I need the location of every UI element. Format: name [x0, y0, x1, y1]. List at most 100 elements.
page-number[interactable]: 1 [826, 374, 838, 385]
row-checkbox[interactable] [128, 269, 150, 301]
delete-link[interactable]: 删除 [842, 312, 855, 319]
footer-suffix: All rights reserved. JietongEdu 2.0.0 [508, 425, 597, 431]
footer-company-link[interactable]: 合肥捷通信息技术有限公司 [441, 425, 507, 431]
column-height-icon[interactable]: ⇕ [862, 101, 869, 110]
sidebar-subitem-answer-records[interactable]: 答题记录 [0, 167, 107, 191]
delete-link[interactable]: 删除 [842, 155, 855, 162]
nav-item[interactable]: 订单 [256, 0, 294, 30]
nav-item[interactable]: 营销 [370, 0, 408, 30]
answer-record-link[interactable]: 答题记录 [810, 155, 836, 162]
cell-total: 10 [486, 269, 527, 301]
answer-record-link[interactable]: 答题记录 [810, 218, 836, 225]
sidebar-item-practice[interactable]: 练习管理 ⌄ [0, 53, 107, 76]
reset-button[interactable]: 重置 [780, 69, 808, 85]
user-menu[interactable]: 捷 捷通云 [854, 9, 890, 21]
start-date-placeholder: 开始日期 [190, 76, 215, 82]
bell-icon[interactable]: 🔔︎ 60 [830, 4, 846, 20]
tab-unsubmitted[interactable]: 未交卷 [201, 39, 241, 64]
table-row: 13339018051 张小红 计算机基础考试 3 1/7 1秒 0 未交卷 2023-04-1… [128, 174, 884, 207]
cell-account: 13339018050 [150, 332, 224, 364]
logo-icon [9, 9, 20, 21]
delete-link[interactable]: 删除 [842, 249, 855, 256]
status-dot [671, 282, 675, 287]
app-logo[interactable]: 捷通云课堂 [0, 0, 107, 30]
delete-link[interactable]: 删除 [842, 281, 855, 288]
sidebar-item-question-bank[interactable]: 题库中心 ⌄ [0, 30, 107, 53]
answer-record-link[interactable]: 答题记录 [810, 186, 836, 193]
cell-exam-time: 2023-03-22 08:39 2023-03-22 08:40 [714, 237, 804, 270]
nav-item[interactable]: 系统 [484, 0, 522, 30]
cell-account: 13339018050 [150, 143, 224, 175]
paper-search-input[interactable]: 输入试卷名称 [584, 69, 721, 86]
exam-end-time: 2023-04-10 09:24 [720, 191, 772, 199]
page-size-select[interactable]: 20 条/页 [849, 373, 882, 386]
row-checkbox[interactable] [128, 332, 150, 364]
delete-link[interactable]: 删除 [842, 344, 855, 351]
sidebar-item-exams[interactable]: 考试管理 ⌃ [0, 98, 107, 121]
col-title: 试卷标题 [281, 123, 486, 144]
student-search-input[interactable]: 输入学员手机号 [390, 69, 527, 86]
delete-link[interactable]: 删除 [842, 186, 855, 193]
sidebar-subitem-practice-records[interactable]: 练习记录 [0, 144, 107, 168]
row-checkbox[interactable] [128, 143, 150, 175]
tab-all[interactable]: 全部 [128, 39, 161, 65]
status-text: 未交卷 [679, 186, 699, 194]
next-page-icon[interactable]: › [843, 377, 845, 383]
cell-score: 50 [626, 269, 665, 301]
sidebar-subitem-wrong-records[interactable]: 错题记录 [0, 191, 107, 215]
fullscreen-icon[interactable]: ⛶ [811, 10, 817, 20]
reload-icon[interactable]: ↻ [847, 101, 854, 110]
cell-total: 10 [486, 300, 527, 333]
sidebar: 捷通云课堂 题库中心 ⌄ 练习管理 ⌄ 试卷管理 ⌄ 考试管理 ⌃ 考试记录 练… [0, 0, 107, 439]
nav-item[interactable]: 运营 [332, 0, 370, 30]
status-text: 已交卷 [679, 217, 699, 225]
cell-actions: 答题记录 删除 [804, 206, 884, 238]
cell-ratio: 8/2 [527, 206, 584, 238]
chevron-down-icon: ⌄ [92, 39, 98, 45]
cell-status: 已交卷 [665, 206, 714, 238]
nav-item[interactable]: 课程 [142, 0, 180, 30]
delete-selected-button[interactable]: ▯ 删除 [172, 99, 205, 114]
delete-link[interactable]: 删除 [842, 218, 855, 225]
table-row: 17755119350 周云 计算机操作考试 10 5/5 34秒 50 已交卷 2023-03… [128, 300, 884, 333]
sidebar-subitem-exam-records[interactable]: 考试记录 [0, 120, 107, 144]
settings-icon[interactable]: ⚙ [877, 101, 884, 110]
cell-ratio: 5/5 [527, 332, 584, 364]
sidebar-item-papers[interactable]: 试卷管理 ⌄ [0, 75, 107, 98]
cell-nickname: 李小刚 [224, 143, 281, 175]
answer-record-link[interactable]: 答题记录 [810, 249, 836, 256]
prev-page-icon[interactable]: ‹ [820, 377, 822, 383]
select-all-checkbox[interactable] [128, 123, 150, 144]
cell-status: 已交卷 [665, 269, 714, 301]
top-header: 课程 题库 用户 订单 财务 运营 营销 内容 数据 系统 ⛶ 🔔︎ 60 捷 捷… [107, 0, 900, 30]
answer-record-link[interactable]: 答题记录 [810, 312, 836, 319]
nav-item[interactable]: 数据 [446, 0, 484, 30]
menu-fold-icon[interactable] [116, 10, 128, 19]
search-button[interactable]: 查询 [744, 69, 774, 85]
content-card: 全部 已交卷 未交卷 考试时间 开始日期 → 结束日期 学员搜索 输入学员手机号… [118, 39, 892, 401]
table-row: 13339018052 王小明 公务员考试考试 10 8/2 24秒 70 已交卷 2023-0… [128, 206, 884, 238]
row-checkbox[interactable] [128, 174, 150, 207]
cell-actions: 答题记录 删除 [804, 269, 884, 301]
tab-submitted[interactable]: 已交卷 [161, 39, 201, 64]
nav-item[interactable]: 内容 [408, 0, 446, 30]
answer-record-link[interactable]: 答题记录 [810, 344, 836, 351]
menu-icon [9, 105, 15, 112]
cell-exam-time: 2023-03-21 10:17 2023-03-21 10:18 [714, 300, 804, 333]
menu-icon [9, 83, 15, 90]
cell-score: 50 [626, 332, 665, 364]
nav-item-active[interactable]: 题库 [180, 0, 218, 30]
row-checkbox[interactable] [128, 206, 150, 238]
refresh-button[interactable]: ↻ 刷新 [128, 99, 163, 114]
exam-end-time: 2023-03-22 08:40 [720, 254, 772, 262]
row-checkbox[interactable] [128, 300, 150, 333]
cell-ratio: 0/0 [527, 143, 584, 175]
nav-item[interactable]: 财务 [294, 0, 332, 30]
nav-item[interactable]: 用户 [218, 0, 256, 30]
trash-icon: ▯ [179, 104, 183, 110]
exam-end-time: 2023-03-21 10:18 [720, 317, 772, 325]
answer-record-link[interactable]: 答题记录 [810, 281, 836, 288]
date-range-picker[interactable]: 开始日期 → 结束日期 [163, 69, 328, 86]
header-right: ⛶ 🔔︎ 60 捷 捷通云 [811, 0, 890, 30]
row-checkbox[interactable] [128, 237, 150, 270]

JOB:
Give every line of the entries above as a Markdown table with two columns, Row and Line. Number each line in Row, put its text in Line, and leave out blank lines.

REPLY:
| Row | Line |
|---|---|
| 1 | I need the location of every UI element. Format: name [x0, y0, x1, y1]. List at most 100 elements. |
| 2 | page-number[interactable]: 1 [826, 374, 838, 385] |
| 3 | row-checkbox[interactable] [128, 269, 150, 301] |
| 4 | delete-link[interactable]: 删除 [842, 312, 855, 319] |
| 5 | footer-suffix: All rights reserved. JietongEdu 2.0.0 [508, 425, 597, 431] |
| 6 | footer-company-link[interactable]: 合肥捷通信息技术有限公司 [441, 425, 507, 431] |
| 7 | column-height-icon[interactable]: ⇕ [862, 101, 869, 110] |
| 8 | sidebar-subitem-answer-records[interactable]: 答题记录 [0, 167, 107, 191] |
| 9 | delete-link[interactable]: 删除 [842, 155, 855, 162] |
| 10 | nav-item[interactable]: 订单 [256, 0, 294, 30] |
| 11 | nav-item[interactable]: 营销 [370, 0, 408, 30] |
| 12 | answer-record-link[interactable]: 答题记录 [810, 155, 836, 162] |
| 13 | cell-total: 10 [486, 269, 527, 301] |
| 14 | answer-record-link[interactable]: 答题记录 [810, 218, 836, 225] |
| 15 | sidebar-item-practice[interactable]: 练习管理 ⌄ [0, 53, 107, 76] |
| 16 | reset-button[interactable]: 重置 [780, 69, 808, 85] |
| 17 | user-menu[interactable]: 捷 捷通云 [854, 9, 890, 21] |
| 18 | start-date-placeholder: 开始日期 [190, 76, 215, 82] |
| 19 | bell-icon[interactable]: 🔔︎ 60 [830, 4, 846, 20] |
| 20 | tab-unsubmitted[interactable]: 未交卷 [201, 39, 241, 64] |
| 21 | table-row: 13339018051 张小红 计算机基础考试 3 1/7 1秒 0 未交卷 2023-04-1… [128, 174, 884, 207] |
| 22 | cell-account: 13339018050 [150, 332, 224, 364] |
| 23 | logo-icon [9, 9, 20, 21] |
| 24 | delete-link[interactable]: 删除 [842, 249, 855, 256] |
| 25 | status-dot [671, 282, 675, 287] |
| 26 | app-logo[interactable]: 捷通云课堂 [0, 0, 107, 30] |
| 27 | delete-link[interactable]: 删除 [842, 281, 855, 288] |
| 28 | sidebar-item-question-bank[interactable]: 题库中心 ⌄ [0, 30, 107, 53] |
| 29 | answer-record-link[interactable]: 答题记录 [810, 186, 836, 193] |
| 30 | cell-exam-time: 2023-03-22 08:39 2023-03-22 08:40 [714, 237, 804, 270] |
| 31 | nav-item[interactable]: 系统 [484, 0, 522, 30] |
| 32 | cell-account: 13339018050 [150, 143, 224, 175] |
| 33 | paper-search-input[interactable]: 输入试卷名称 [584, 69, 721, 86] |
| 34 | exam-end-time: 2023-04-10 09:24 [720, 191, 772, 199] |
| 35 | page-size-select[interactable]: 20 条/页 [849, 373, 882, 386] |
| 36 | row-checkbox[interactable] [128, 332, 150, 364] |
| 37 | delete-link[interactable]: 删除 [842, 344, 855, 351] |
| 38 | sidebar-item-exams[interactable]: 考试管理 ⌃ [0, 98, 107, 121] |
| 39 | col-title: 试卷标题 [281, 123, 486, 144] |
| 40 | student-search-input[interactable]: 输入学员手机号 [390, 69, 527, 86] |
| 41 | delete-link[interactable]: 删除 [842, 186, 855, 193] |
| 42 | sidebar-subitem-practice-records[interactable]: 练习记录 [0, 144, 107, 168] |
| 43 | row-checkbox[interactable] [128, 143, 150, 175] |
| 44 | tab-all[interactable]: 全部 [128, 39, 161, 65] |
| 45 | status-text: 未交卷 [679, 186, 699, 194] |
| 46 | next-page-icon[interactable]: › [843, 377, 845, 383] |
| 47 | cell-score: 50 [626, 269, 665, 301] |
| 48 | sidebar-subitem-wrong-records[interactable]: 错题记录 [0, 191, 107, 215] |
| 49 | fullscreen-icon[interactable]: ⛶ [811, 10, 817, 20] |
| 50 | reload-icon[interactable]: ↻ [847, 101, 854, 110] |
| 51 | cell-total: 10 [486, 300, 527, 333] |
| 52 | sidebar: 捷通云课堂 题库中心 ⌄ 练习管理 ⌄ 试卷管理 ⌄ 考试管理 ⌃ 考试记录 练… [0, 0, 107, 439] |
| 53 | nav-item[interactable]: 运营 [332, 0, 370, 30] |
| 54 | status-text: 已交卷 [679, 217, 699, 225] |
| 55 | cell-actions: 答题记录 删除 [804, 206, 884, 238] |
| 56 | cell-ratio: 8/2 [527, 206, 584, 238] |
| 57 | chevron-down-icon: ⌄ [92, 39, 98, 45] |
| 58 | cell-status: 已交卷 [665, 206, 714, 238] |
| 59 | nav-item[interactable]: 课程 [142, 0, 180, 30] |
| 60 | delete-selected-button[interactable]: ▯ 删除 [172, 99, 205, 114] |
| 61 | delete-link[interactable]: 删除 [842, 218, 855, 225] |
| 62 | table-row: 17755119350 周云 计算机操作考试 10 5/5 34秒 50 已交卷 2023-03… [128, 300, 884, 333] |
| 63 | sidebar-subitem-exam-records[interactable]: 考试记录 [0, 120, 107, 144] |
| 64 | settings-icon[interactable]: ⚙ [877, 101, 884, 110] |
| 65 | cell-ratio: 5/5 [527, 332, 584, 364] |
| 66 | sidebar-item-papers[interactable]: 试卷管理 ⌄ [0, 75, 107, 98] |
| 67 | cell-nickname: 李小刚 [224, 143, 281, 175] |
| 68 | answer-record-link[interactable]: 答题记录 [810, 249, 836, 256] |
| 69 | prev-page-icon[interactable]: ‹ [820, 377, 822, 383] |
| 70 | select-all-checkbox[interactable] [128, 123, 150, 144] |
| 71 | cell-status: 已交卷 [665, 269, 714, 301] |
| 72 | top-header: 课程 题库 用户 订单 财务 运营 营销 内容 数据 系统 ⛶ 🔔︎ 60 捷 捷… [107, 0, 900, 30] |
| 73 | answer-record-link[interactable]: 答题记录 [810, 312, 836, 319] |
| 74 | nav-item[interactable]: 数据 [446, 0, 484, 30] |
| 75 | menu-fold-icon[interactable] [116, 10, 128, 19] |
| 76 | search-button[interactable]: 查询 [744, 69, 774, 85] |
| 77 | content-card: 全部 已交卷 未交卷 考试时间 开始日期 → 结束日期 学员搜索 输入学员手机号… [118, 39, 892, 401] |
| 78 | table-row: 13339018052 王小明 公务员考试考试 10 8/2 24秒 70 已交卷 2023-0… [128, 206, 884, 238] |
| 79 | row-checkbox[interactable] [128, 174, 150, 207] |
| 80 | cell-actions: 答题记录 删除 [804, 269, 884, 301] |
| 81 | tab-submitted[interactable]: 已交卷 [161, 39, 201, 64] |
| 82 | nav-item[interactable]: 内容 [408, 0, 446, 30] |
| 83 | answer-record-link[interactable]: 答题记录 [810, 344, 836, 351] |
| 84 | menu-icon [9, 105, 15, 112] |
| 85 | cell-exam-time: 2023-03-21 10:17 2023-03-21 10:18 [714, 300, 804, 333] |
| 86 | menu-icon [9, 83, 15, 90] |
| 87 | cell-score: 50 [626, 332, 665, 364] |
| 88 | nav-item-active[interactable]: 题库 [180, 0, 218, 30] |
| 89 | row-checkbox[interactable] [128, 206, 150, 238] |
| 90 | refresh-button[interactable]: ↻ 刷新 [128, 99, 163, 114] |
| 91 | exam-end-time: 2023-03-22 08:40 [720, 254, 772, 262] |
| 92 | row-checkbox[interactable] [128, 300, 150, 333] |
| 93 | cell-ratio: 0/0 [527, 143, 584, 175] |
| 94 | nav-item[interactable]: 财务 [294, 0, 332, 30] |
| 95 | nav-item[interactable]: 用户 [218, 0, 256, 30] |
| 96 | trash-icon: ▯ [179, 104, 183, 110] |
| 97 | exam-end-time: 2023-03-21 10:18 [720, 317, 772, 325] |
| 98 | answer-record-link[interactable]: 答题记录 [810, 281, 836, 288] |
| 99 | date-range-picker[interactable]: 开始日期 → 结束日期 [163, 69, 328, 86] |
| 100 | header-right: ⛶ 🔔︎ 60 捷 捷通云 [811, 0, 890, 30] |
| 101 | row-checkbox[interactable] [128, 237, 150, 270] |